Annotated region listings
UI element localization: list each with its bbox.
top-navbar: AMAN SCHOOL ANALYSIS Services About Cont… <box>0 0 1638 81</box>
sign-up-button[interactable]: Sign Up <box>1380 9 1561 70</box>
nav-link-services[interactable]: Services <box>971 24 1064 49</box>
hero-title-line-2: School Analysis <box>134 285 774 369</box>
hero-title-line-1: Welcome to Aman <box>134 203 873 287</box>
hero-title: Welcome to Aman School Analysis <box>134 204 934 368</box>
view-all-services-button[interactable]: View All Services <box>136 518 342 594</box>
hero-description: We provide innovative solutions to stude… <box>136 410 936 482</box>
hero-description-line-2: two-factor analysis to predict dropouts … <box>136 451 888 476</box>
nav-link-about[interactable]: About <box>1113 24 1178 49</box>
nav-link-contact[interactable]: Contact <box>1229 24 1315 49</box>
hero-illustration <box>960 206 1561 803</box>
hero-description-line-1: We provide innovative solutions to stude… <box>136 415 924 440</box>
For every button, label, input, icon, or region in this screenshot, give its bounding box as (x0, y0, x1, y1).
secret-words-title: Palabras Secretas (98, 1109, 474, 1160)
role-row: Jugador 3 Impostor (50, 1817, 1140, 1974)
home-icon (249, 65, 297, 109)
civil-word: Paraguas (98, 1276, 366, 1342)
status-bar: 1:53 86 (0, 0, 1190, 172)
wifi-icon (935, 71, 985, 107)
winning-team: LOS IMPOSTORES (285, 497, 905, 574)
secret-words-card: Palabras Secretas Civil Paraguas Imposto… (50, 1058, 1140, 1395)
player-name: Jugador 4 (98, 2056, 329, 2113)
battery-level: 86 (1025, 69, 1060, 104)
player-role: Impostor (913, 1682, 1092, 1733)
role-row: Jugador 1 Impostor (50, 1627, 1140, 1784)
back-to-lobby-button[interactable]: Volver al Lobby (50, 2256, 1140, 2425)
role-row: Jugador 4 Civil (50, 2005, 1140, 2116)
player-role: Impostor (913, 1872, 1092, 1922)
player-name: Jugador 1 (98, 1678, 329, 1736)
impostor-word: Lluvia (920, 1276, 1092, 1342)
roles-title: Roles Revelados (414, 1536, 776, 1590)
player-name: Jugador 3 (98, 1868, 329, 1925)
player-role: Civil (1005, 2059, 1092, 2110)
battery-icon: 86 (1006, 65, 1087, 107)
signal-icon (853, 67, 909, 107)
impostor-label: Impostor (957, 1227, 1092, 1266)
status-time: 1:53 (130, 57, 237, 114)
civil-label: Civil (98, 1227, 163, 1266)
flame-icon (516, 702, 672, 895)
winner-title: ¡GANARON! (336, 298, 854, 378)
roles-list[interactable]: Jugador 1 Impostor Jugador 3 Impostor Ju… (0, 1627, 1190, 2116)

To do
Put the lines from the start of the entries through the line containing "winning-team: LOS IMPOSTORES" into a JSON list of strings, one string per line, leaving out any blank lines.

Result of this task
[
  "UI element localization: list each with its bbox.",
  "top-navbar: AMAN SCHOOL ANALYSIS Services About Cont… <box>0 0 1638 81</box>",
  "sign-up-button[interactable]: Sign Up <box>1380 9 1561 70</box>",
  "nav-link-services[interactable]: Services <box>971 24 1064 49</box>",
  "hero-title-line-2: School Analysis <box>134 285 774 369</box>",
  "hero-title-line-1: Welcome to Aman <box>134 203 873 287</box>",
  "hero-title: Welcome to Aman School Analysis <box>134 204 934 368</box>",
  "view-all-services-button[interactable]: View All Services <box>136 518 342 594</box>",
  "hero-description: We provide innovative solutions to stude… <box>136 410 936 482</box>",
  "hero-description-line-2: two-factor analysis to predict dropouts … <box>136 451 888 476</box>",
  "nav-link-about[interactable]: About <box>1113 24 1178 49</box>",
  "nav-link-contact[interactable]: Contact <box>1229 24 1315 49</box>",
  "hero-illustration <box>960 206 1561 803</box>",
  "hero-description-line-1: We provide innovative solutions to stude… <box>136 415 924 440</box>",
  "For every button, label, input, icon, or region in this screenshot, give its bounding box as (x0, y0, x1, y1).",
  "secret-words-title: Palabras Secretas (98, 1109, 474, 1160)",
  "role-row: Jugador 3 Impostor (50, 1817, 1140, 1974)",
  "home-icon (249, 65, 297, 109)",
  "civil-word: Paraguas (98, 1276, 366, 1342)",
  "status-bar: 1:53 86 (0, 0, 1190, 172)",
  "wifi-icon (935, 71, 985, 107)",
  "winning-team: LOS IMPOSTORES (285, 497, 905, 574)"
]